— The request —
Write out the entire listing below exactly as it appears, minus any pictures.

— Input —

####################

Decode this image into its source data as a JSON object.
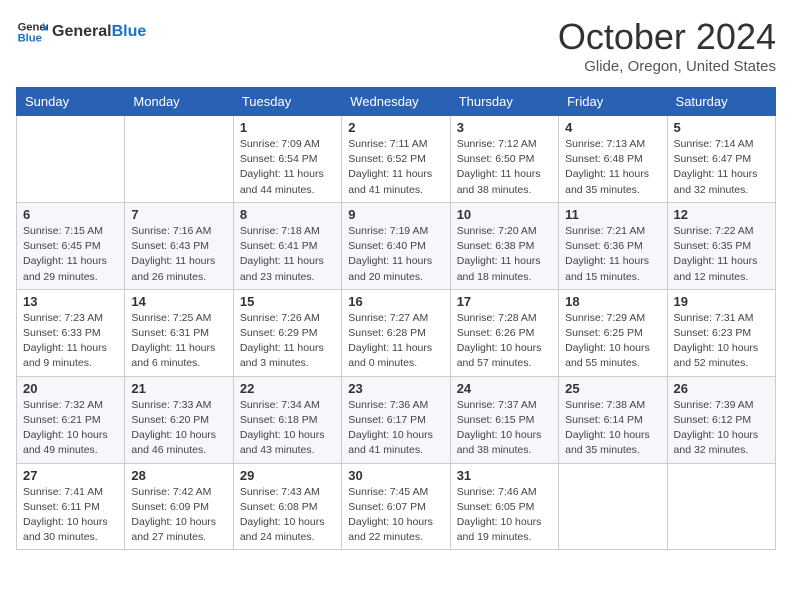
{
  "header": {
    "logo_line1": "General",
    "logo_line2": "Blue",
    "month_title": "October 2024",
    "location": "Glide, Oregon, United States"
  },
  "days_of_week": [
    "Sunday",
    "Monday",
    "Tuesday",
    "Wednesday",
    "Thursday",
    "Friday",
    "Saturday"
  ],
  "weeks": [
    [
      {
        "day": "",
        "info": ""
      },
      {
        "day": "",
        "info": ""
      },
      {
        "day": "1",
        "info": "Sunrise: 7:09 AM\nSunset: 6:54 PM\nDaylight: 11 hours and 44 minutes."
      },
      {
        "day": "2",
        "info": "Sunrise: 7:11 AM\nSunset: 6:52 PM\nDaylight: 11 hours and 41 minutes."
      },
      {
        "day": "3",
        "info": "Sunrise: 7:12 AM\nSunset: 6:50 PM\nDaylight: 11 hours and 38 minutes."
      },
      {
        "day": "4",
        "info": "Sunrise: 7:13 AM\nSunset: 6:48 PM\nDaylight: 11 hours and 35 minutes."
      },
      {
        "day": "5",
        "info": "Sunrise: 7:14 AM\nSunset: 6:47 PM\nDaylight: 11 hours and 32 minutes."
      }
    ],
    [
      {
        "day": "6",
        "info": "Sunrise: 7:15 AM\nSunset: 6:45 PM\nDaylight: 11 hours and 29 minutes."
      },
      {
        "day": "7",
        "info": "Sunrise: 7:16 AM\nSunset: 6:43 PM\nDaylight: 11 hours and 26 minutes."
      },
      {
        "day": "8",
        "info": "Sunrise: 7:18 AM\nSunset: 6:41 PM\nDaylight: 11 hours and 23 minutes."
      },
      {
        "day": "9",
        "info": "Sunrise: 7:19 AM\nSunset: 6:40 PM\nDaylight: 11 hours and 20 minutes."
      },
      {
        "day": "10",
        "info": "Sunrise: 7:20 AM\nSunset: 6:38 PM\nDaylight: 11 hours and 18 minutes."
      },
      {
        "day": "11",
        "info": "Sunrise: 7:21 AM\nSunset: 6:36 PM\nDaylight: 11 hours and 15 minutes."
      },
      {
        "day": "12",
        "info": "Sunrise: 7:22 AM\nSunset: 6:35 PM\nDaylight: 11 hours and 12 minutes."
      }
    ],
    [
      {
        "day": "13",
        "info": "Sunrise: 7:23 AM\nSunset: 6:33 PM\nDaylight: 11 hours and 9 minutes."
      },
      {
        "day": "14",
        "info": "Sunrise: 7:25 AM\nSunset: 6:31 PM\nDaylight: 11 hours and 6 minutes."
      },
      {
        "day": "15",
        "info": "Sunrise: 7:26 AM\nSunset: 6:29 PM\nDaylight: 11 hours and 3 minutes."
      },
      {
        "day": "16",
        "info": "Sunrise: 7:27 AM\nSunset: 6:28 PM\nDaylight: 11 hours and 0 minutes."
      },
      {
        "day": "17",
        "info": "Sunrise: 7:28 AM\nSunset: 6:26 PM\nDaylight: 10 hours and 57 minutes."
      },
      {
        "day": "18",
        "info": "Sunrise: 7:29 AM\nSunset: 6:25 PM\nDaylight: 10 hours and 55 minutes."
      },
      {
        "day": "19",
        "info": "Sunrise: 7:31 AM\nSunset: 6:23 PM\nDaylight: 10 hours and 52 minutes."
      }
    ],
    [
      {
        "day": "20",
        "info": "Sunrise: 7:32 AM\nSunset: 6:21 PM\nDaylight: 10 hours and 49 minutes."
      },
      {
        "day": "21",
        "info": "Sunrise: 7:33 AM\nSunset: 6:20 PM\nDaylight: 10 hours and 46 minutes."
      },
      {
        "day": "22",
        "info": "Sunrise: 7:34 AM\nSunset: 6:18 PM\nDaylight: 10 hours and 43 minutes."
      },
      {
        "day": "23",
        "info": "Sunrise: 7:36 AM\nSunset: 6:17 PM\nDaylight: 10 hours and 41 minutes."
      },
      {
        "day": "24",
        "info": "Sunrise: 7:37 AM\nSunset: 6:15 PM\nDaylight: 10 hours and 38 minutes."
      },
      {
        "day": "25",
        "info": "Sunrise: 7:38 AM\nSunset: 6:14 PM\nDaylight: 10 hours and 35 minutes."
      },
      {
        "day": "26",
        "info": "Sunrise: 7:39 AM\nSunset: 6:12 PM\nDaylight: 10 hours and 32 minutes."
      }
    ],
    [
      {
        "day": "27",
        "info": "Sunrise: 7:41 AM\nSunset: 6:11 PM\nDaylight: 10 hours and 30 minutes."
      },
      {
        "day": "28",
        "info": "Sunrise: 7:42 AM\nSunset: 6:09 PM\nDaylight: 10 hours and 27 minutes."
      },
      {
        "day": "29",
        "info": "Sunrise: 7:43 AM\nSunset: 6:08 PM\nDaylight: 10 hours and 24 minutes."
      },
      {
        "day": "30",
        "info": "Sunrise: 7:45 AM\nSunset: 6:07 PM\nDaylight: 10 hours and 22 minutes."
      },
      {
        "day": "31",
        "info": "Sunrise: 7:46 AM\nSunset: 6:05 PM\nDaylight: 10 hours and 19 minutes."
      },
      {
        "day": "",
        "info": ""
      },
      {
        "day": "",
        "info": ""
      }
    ]
  ]
}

####################

— Full response —
Decode this image into its source data as a JSON object.
{
  "header": {
    "logo_line1": "General",
    "logo_line2": "Blue",
    "month_title": "October 2024",
    "location": "Glide, Oregon, United States"
  },
  "days_of_week": [
    "Sunday",
    "Monday",
    "Tuesday",
    "Wednesday",
    "Thursday",
    "Friday",
    "Saturday"
  ],
  "weeks": [
    [
      {
        "day": "",
        "info": ""
      },
      {
        "day": "",
        "info": ""
      },
      {
        "day": "1",
        "info": "Sunrise: 7:09 AM\nSunset: 6:54 PM\nDaylight: 11 hours and 44 minutes."
      },
      {
        "day": "2",
        "info": "Sunrise: 7:11 AM\nSunset: 6:52 PM\nDaylight: 11 hours and 41 minutes."
      },
      {
        "day": "3",
        "info": "Sunrise: 7:12 AM\nSunset: 6:50 PM\nDaylight: 11 hours and 38 minutes."
      },
      {
        "day": "4",
        "info": "Sunrise: 7:13 AM\nSunset: 6:48 PM\nDaylight: 11 hours and 35 minutes."
      },
      {
        "day": "5",
        "info": "Sunrise: 7:14 AM\nSunset: 6:47 PM\nDaylight: 11 hours and 32 minutes."
      }
    ],
    [
      {
        "day": "6",
        "info": "Sunrise: 7:15 AM\nSunset: 6:45 PM\nDaylight: 11 hours and 29 minutes."
      },
      {
        "day": "7",
        "info": "Sunrise: 7:16 AM\nSunset: 6:43 PM\nDaylight: 11 hours and 26 minutes."
      },
      {
        "day": "8",
        "info": "Sunrise: 7:18 AM\nSunset: 6:41 PM\nDaylight: 11 hours and 23 minutes."
      },
      {
        "day": "9",
        "info": "Sunrise: 7:19 AM\nSunset: 6:40 PM\nDaylight: 11 hours and 20 minutes."
      },
      {
        "day": "10",
        "info": "Sunrise: 7:20 AM\nSunset: 6:38 PM\nDaylight: 11 hours and 18 minutes."
      },
      {
        "day": "11",
        "info": "Sunrise: 7:21 AM\nSunset: 6:36 PM\nDaylight: 11 hours and 15 minutes."
      },
      {
        "day": "12",
        "info": "Sunrise: 7:22 AM\nSunset: 6:35 PM\nDaylight: 11 hours and 12 minutes."
      }
    ],
    [
      {
        "day": "13",
        "info": "Sunrise: 7:23 AM\nSunset: 6:33 PM\nDaylight: 11 hours and 9 minutes."
      },
      {
        "day": "14",
        "info": "Sunrise: 7:25 AM\nSunset: 6:31 PM\nDaylight: 11 hours and 6 minutes."
      },
      {
        "day": "15",
        "info": "Sunrise: 7:26 AM\nSunset: 6:29 PM\nDaylight: 11 hours and 3 minutes."
      },
      {
        "day": "16",
        "info": "Sunrise: 7:27 AM\nSunset: 6:28 PM\nDaylight: 11 hours and 0 minutes."
      },
      {
        "day": "17",
        "info": "Sunrise: 7:28 AM\nSunset: 6:26 PM\nDaylight: 10 hours and 57 minutes."
      },
      {
        "day": "18",
        "info": "Sunrise: 7:29 AM\nSunset: 6:25 PM\nDaylight: 10 hours and 55 minutes."
      },
      {
        "day": "19",
        "info": "Sunrise: 7:31 AM\nSunset: 6:23 PM\nDaylight: 10 hours and 52 minutes."
      }
    ],
    [
      {
        "day": "20",
        "info": "Sunrise: 7:32 AM\nSunset: 6:21 PM\nDaylight: 10 hours and 49 minutes."
      },
      {
        "day": "21",
        "info": "Sunrise: 7:33 AM\nSunset: 6:20 PM\nDaylight: 10 hours and 46 minutes."
      },
      {
        "day": "22",
        "info": "Sunrise: 7:34 AM\nSunset: 6:18 PM\nDaylight: 10 hours and 43 minutes."
      },
      {
        "day": "23",
        "info": "Sunrise: 7:36 AM\nSunset: 6:17 PM\nDaylight: 10 hours and 41 minutes."
      },
      {
        "day": "24",
        "info": "Sunrise: 7:37 AM\nSunset: 6:15 PM\nDaylight: 10 hours and 38 minutes."
      },
      {
        "day": "25",
        "info": "Sunrise: 7:38 AM\nSunset: 6:14 PM\nDaylight: 10 hours and 35 minutes."
      },
      {
        "day": "26",
        "info": "Sunrise: 7:39 AM\nSunset: 6:12 PM\nDaylight: 10 hours and 32 minutes."
      }
    ],
    [
      {
        "day": "27",
        "info": "Sunrise: 7:41 AM\nSunset: 6:11 PM\nDaylight: 10 hours and 30 minutes."
      },
      {
        "day": "28",
        "info": "Sunrise: 7:42 AM\nSunset: 6:09 PM\nDaylight: 10 hours and 27 minutes."
      },
      {
        "day": "29",
        "info": "Sunrise: 7:43 AM\nSunset: 6:08 PM\nDaylight: 10 hours and 24 minutes."
      },
      {
        "day": "30",
        "info": "Sunrise: 7:45 AM\nSunset: 6:07 PM\nDaylight: 10 hours and 22 minutes."
      },
      {
        "day": "31",
        "info": "Sunrise: 7:46 AM\nSunset: 6:05 PM\nDaylight: 10 hours and 19 minutes."
      },
      {
        "day": "",
        "info": ""
      },
      {
        "day": "",
        "info": ""
      }
    ]
  ]
}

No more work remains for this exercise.